In other words, I'm merely trying to be informative.
You need some _known_ distribution though, and it's shocking because the distribution is ommitted from the question, and the presence of the same distribution is snuck into the answer.
Not to be too dismissive, but the title text of this xkcd [0] seems relevant. No matter how nice the explanation is, the fact that the conclusion is wrong suggests that the reasoning has a flaw. I took a stab at what I think that flaw is when I responded to your rebuttal [1].
I dimissed it at first (you can see I made some embarrassing comments above), but the strategy is correct. I'd argue it's even intuitively correct once the problem in question is clarified.
It's not saying that after the player see the number in the first envelope, the strategy guarantees a >50% outcome.
It's saying that give any distribution, over all possible outcomes, >50% times the strategy will end up pick the larger number. You can say this >50% is the expected winning chance before the player see the number in the first envelope.
I'd say this is "intuitve" because, if your strategy can guarantee "when the player see a large number in the first envelope, he's less likely to switch than if he saw a small number", it would be better than blindly switching by coin toss. So intuitively such a strategy exists.
The only "trick" here is that since the player doesn't know the initial distribution, they can't tell "how large counts as large?" therefore they needs something that preserves some property over the whole real number line. That's why the strategy involves sampling from a another distribution whose PDF is non-zero everywhere.
I was dealing with a more general variant of the version that Vos Savant gave. Which is that you were able to look at the contents of the envelope that you got. She claimed you didn't gain useful information. Calling it "information" is problematic, but it certainly is useful, because the stated strategy then works!
This is one reason that probability theorists have learned to be more careful in stating the double money version to rule out the solution that I gave. But my version has been in the literature since, I believe the 1950s. Under, as I first encountered it, the same exact name. (I encountered it from Dr Laurie Snell at Dartmouth College in the mid 1990s.)

* _Provided material_:
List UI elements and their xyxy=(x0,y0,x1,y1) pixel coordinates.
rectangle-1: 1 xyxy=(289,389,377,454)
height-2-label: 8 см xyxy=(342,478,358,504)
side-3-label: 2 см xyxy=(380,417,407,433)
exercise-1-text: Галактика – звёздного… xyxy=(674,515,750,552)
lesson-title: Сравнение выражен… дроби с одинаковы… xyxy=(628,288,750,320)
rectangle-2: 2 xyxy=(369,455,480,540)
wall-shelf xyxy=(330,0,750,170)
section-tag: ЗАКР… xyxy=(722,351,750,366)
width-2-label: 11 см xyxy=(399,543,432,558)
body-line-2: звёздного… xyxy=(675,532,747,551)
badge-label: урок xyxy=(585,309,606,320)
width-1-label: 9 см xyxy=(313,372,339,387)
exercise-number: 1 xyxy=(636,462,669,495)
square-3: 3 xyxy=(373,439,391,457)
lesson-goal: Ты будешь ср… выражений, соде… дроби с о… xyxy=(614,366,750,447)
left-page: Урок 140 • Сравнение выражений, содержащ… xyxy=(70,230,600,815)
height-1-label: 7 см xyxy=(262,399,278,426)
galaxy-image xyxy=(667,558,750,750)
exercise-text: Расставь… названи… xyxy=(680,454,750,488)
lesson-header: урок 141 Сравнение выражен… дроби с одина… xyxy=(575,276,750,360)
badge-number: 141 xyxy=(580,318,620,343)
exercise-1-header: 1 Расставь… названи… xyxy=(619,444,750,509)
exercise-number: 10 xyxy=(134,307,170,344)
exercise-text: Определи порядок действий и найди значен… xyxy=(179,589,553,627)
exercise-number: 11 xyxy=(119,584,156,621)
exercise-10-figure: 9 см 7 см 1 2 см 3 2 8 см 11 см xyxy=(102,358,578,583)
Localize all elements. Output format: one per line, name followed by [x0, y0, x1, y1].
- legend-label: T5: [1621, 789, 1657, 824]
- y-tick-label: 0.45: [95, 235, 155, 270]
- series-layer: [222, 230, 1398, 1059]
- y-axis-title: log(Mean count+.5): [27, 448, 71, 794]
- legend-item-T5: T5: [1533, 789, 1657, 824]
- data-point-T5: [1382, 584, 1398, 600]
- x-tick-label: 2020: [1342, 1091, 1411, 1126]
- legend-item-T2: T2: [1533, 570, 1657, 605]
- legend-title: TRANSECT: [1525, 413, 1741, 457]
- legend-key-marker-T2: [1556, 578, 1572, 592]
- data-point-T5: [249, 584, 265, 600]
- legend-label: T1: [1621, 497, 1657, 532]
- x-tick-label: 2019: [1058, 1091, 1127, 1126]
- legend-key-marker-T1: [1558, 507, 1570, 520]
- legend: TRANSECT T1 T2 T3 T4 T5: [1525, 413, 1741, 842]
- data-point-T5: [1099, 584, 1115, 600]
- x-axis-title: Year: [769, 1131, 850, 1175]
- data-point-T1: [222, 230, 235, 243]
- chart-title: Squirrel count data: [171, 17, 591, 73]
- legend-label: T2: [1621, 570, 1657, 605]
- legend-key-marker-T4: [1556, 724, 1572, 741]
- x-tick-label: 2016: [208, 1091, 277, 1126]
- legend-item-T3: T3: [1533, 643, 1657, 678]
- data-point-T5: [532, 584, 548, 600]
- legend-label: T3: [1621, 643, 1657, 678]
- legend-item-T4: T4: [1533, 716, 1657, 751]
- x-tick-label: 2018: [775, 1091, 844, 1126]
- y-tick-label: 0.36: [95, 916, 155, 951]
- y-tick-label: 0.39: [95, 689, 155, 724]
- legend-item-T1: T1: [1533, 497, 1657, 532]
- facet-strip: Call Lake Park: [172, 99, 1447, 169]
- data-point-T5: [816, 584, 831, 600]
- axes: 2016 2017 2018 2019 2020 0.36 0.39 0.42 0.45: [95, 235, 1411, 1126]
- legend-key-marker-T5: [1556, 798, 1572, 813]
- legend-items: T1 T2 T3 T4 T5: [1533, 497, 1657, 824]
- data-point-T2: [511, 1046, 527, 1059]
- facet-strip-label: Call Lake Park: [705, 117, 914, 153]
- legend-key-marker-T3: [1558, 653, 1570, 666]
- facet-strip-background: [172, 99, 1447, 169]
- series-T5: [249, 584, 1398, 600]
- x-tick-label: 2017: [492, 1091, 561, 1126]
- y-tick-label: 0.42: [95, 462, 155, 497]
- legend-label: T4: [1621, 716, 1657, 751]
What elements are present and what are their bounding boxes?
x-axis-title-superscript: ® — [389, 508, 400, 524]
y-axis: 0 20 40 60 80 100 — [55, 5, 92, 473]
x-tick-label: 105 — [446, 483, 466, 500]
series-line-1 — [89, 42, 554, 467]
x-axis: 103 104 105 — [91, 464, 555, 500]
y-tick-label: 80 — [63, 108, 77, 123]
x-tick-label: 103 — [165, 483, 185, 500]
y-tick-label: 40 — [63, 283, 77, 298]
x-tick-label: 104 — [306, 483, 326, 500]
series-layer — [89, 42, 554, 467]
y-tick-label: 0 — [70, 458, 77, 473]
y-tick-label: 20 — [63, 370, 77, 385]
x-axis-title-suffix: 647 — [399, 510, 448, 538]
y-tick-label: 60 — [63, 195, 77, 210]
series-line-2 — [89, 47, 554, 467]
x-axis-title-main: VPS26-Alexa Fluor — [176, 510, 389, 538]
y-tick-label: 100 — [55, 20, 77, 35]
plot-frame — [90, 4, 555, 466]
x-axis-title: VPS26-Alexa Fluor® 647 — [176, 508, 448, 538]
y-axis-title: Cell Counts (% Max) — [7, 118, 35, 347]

* _Task list_:
a) Duplicate the passage of the envelope-switching discussion starting at "You need some" and ending at "your rebuttal [1].".
b) Write the next part of the envelope-switching discussion, picking up after its last sentence.
The data have no role here.

* _Results of the exercise_:
a)
You need some _known_ distribution though, and it's shocking because the distribution is ommitted from the question, and the presence of the same distribution is snuck into the answer.
Not to be too dismissive, but the title text of this xkcd [0] seems relevant. No matter how nice the explanation is, the fact that the conclusion is wrong suggests that the reasoning has a flaw. I took a stab at what I think that flaw is when I responded to your rebuttal [1].

b)
Perhaps it'll be more intuitive to you if you scale the number of doors up. If there are 100 doors, only one containing a car, you pick one, the host reveals 98/99 remaining doors as goats, it's obvious the correct choice is to switch. The correct answer is a mathematically provable probability. 1% chance you picked the right door, 99% chance the door was in the remaining pool, therefore 99% chance the last remaining door is the correct door.
You can write a simulation that does this (as MIT and several others have) and Monte Carlo it. You will find that the logic is 100% correct. The prize MUST be either the door you picked initially or the one you can switch to. There is a 99% chance it's not the one you picked.
Can you explain the mistake (of people taking the standardized tests)? I don't understand it from the message, and the Wikipedia article seems to detail exactly the "normal, smart" switching solution.
It really isn't. The problem is usually given in this form:
> Suppose you're on a game show, and you're given the choice of three doors: Behind one door is a car; behind the others, goats. You pick a door, say No. 1, and the host, who knows what's behind the doors, opens another door, say No. 3, which has a goat. He then says to you, "Do you want to pick door No. 2?" Is it to your advantage to switch your choice? [1]
The only correct ansewr to this question is "I don't know." People who answer yes are just taking way too many standardized tests.